[DIRECTIVE]
Give back the full listing verbatim, apart from its images.

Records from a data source

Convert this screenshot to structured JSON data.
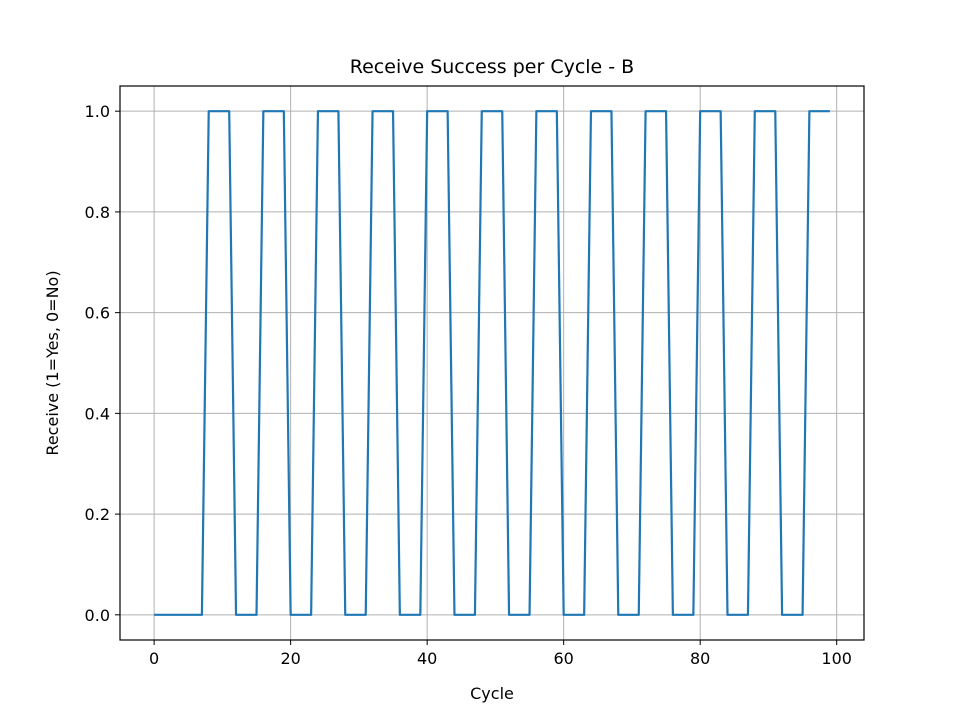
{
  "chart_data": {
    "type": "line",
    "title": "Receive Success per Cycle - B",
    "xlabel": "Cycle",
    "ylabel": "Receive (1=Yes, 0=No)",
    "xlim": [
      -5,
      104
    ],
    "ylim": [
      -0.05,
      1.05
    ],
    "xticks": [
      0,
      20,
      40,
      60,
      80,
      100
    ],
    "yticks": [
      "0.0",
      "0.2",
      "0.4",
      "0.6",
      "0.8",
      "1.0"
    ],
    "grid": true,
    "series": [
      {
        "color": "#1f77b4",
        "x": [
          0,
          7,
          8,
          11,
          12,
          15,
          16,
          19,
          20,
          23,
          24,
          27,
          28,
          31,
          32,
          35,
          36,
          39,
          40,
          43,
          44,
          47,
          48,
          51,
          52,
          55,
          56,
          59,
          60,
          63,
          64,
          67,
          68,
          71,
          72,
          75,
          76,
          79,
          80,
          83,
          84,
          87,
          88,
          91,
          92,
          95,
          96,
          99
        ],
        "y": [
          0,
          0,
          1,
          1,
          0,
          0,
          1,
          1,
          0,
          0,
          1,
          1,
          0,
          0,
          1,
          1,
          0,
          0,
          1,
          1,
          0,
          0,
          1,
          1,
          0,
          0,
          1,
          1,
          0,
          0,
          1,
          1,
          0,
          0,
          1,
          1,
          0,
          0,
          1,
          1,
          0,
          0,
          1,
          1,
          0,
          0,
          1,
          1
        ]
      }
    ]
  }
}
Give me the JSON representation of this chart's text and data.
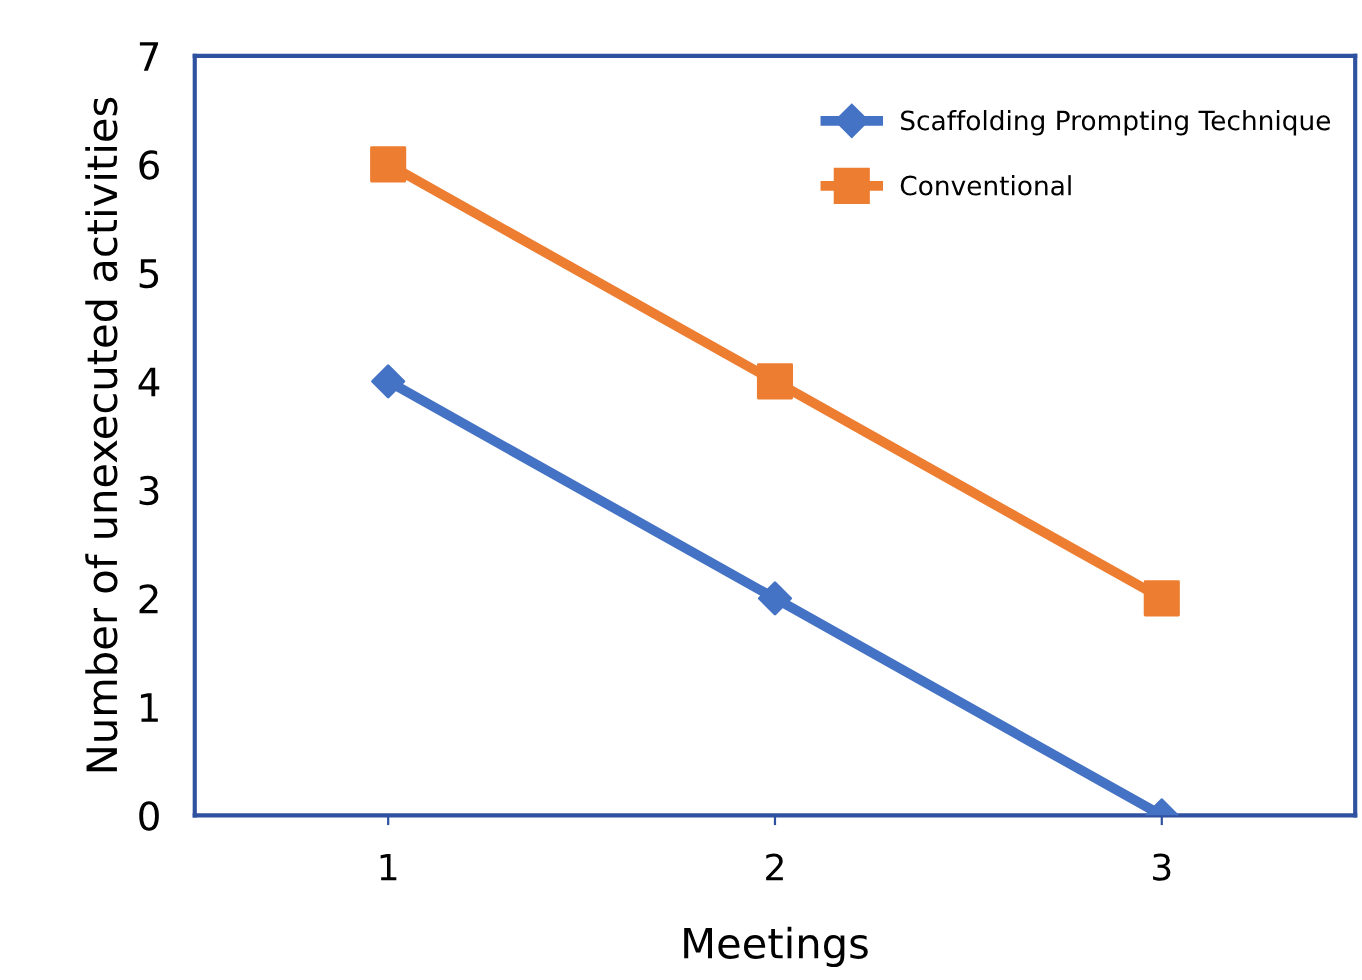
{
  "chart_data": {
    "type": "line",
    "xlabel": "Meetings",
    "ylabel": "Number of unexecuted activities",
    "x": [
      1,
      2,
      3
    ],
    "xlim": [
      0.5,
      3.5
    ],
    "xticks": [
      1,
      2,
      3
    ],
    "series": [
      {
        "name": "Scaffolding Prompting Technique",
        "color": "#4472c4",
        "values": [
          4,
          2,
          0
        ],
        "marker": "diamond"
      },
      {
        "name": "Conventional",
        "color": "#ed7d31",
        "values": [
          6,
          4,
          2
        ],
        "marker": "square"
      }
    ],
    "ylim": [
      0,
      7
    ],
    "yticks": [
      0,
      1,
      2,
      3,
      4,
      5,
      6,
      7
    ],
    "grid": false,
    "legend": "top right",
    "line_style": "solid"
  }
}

[TASK RESPONSE]
Convert this screenshot to structured JSON data.
{
  "chart_data": {
    "type": "line",
    "title": "Receive Success per Cycle - B",
    "xlabel": "Cycle",
    "ylabel": "Receive (1=Yes, 0=No)",
    "xlim": [
      -5,
      104
    ],
    "ylim": [
      -0.05,
      1.05
    ],
    "xticks": [
      0,
      20,
      40,
      60,
      80,
      100
    ],
    "yticks": [
      "0.0",
      "0.2",
      "0.4",
      "0.6",
      "0.8",
      "1.0"
    ],
    "grid": true,
    "series": [
      {
        "color": "#1f77b4",
        "x": [
          0,
          7,
          8,
          11,
          12,
          15,
          16,
          19,
          20,
          23,
          24,
          27,
          28,
          31,
          32,
          35,
          36,
          39,
          40,
          43,
          44,
          47,
          48,
          51,
          52,
          55,
          56,
          59,
          60,
          63,
          64,
          67,
          68,
          71,
          72,
          75,
          76,
          79,
          80,
          83,
          84,
          87,
          88,
          91,
          92,
          95,
          96,
          99
        ],
        "y": [
          0,
          0,
          1,
          1,
          0,
          0,
          1,
          1,
          0,
          0,
          1,
          1,
          0,
          0,
          1,
          1,
          0,
          0,
          1,
          1,
          0,
          0,
          1,
          1,
          0,
          0,
          1,
          1,
          0,
          0,
          1,
          1,
          0,
          0,
          1,
          1,
          0,
          0,
          1,
          1,
          0,
          0,
          1,
          1,
          0,
          0,
          1,
          1
        ]
      }
    ]
  }
}
Give me the JSON representation of this chart's text and data.
{
  "chart_data": {
    "type": "line",
    "xlabel": "Meetings",
    "ylabel": "Number of unexecuted activities",
    "x": [
      1,
      2,
      3
    ],
    "xlim": [
      0.5,
      3.5
    ],
    "xticks": [
      1,
      2,
      3
    ],
    "series": [
      {
        "name": "Scaffolding Prompting Technique",
        "color": "#4472c4",
        "values": [
          4,
          2,
          0
        ],
        "marker": "diamond"
      },
      {
        "name": "Conventional",
        "color": "#ed7d31",
        "values": [
          6,
          4,
          2
        ],
        "marker": "square"
      }
    ],
    "ylim": [
      0,
      7
    ],
    "yticks": [
      0,
      1,
      2,
      3,
      4,
      5,
      6,
      7
    ],
    "grid": false,
    "legend": "top right",
    "line_style": "solid"
  }
}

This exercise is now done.